-- START OF Material shown --
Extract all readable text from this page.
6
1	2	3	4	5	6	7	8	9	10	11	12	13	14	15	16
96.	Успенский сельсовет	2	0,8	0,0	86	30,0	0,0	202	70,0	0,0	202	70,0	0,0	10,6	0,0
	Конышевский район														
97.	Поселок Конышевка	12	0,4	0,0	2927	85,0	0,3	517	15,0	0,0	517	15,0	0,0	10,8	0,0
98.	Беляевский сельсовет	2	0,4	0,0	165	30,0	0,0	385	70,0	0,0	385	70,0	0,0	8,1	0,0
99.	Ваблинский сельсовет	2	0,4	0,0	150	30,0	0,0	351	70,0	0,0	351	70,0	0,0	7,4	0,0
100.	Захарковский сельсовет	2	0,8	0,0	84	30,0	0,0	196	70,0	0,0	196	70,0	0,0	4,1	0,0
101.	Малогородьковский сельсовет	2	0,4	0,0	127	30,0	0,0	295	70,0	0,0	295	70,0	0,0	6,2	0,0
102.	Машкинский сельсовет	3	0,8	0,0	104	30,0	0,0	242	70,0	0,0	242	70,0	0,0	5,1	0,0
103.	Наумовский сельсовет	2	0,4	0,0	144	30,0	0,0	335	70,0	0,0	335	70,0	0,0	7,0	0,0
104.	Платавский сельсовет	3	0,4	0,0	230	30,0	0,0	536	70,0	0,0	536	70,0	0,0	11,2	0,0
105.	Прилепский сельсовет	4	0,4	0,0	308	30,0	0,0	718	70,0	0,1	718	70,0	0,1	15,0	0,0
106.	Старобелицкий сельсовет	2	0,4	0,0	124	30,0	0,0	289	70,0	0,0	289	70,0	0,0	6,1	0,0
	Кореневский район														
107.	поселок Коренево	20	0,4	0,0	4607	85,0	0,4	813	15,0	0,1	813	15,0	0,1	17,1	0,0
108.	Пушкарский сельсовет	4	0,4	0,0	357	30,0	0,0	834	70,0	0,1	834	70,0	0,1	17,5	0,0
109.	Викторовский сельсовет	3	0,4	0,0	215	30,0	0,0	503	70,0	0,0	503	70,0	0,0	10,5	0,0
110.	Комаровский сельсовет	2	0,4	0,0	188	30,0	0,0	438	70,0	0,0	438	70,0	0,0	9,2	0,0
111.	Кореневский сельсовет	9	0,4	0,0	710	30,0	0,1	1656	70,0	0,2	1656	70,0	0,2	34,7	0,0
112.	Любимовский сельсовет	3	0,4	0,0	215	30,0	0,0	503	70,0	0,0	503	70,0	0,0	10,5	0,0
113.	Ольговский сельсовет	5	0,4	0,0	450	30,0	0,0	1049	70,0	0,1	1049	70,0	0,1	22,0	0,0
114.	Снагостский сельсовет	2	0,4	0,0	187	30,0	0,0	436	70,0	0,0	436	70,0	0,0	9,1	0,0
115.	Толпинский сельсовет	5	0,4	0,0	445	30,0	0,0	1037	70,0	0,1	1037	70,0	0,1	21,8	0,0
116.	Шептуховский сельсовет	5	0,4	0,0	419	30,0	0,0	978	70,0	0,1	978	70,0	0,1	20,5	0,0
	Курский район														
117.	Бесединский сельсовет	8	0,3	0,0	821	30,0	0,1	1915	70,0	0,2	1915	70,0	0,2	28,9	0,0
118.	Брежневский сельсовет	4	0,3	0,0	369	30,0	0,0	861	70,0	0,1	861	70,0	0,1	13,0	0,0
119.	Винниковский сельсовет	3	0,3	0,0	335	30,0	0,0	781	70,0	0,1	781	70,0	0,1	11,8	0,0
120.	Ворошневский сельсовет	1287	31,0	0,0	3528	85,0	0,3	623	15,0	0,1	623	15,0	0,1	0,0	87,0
-- END OF Material shown --
__What to produce__. Find all lines with "Кореневский" in them and copy each one.

__Solution__.
	Кореневский район														
111.	Кореневский сельсовет	9	0,4	0,0	710	30,0	0,1	1656	70,0	0,2	1656	70,0	0,2	34,7	0,0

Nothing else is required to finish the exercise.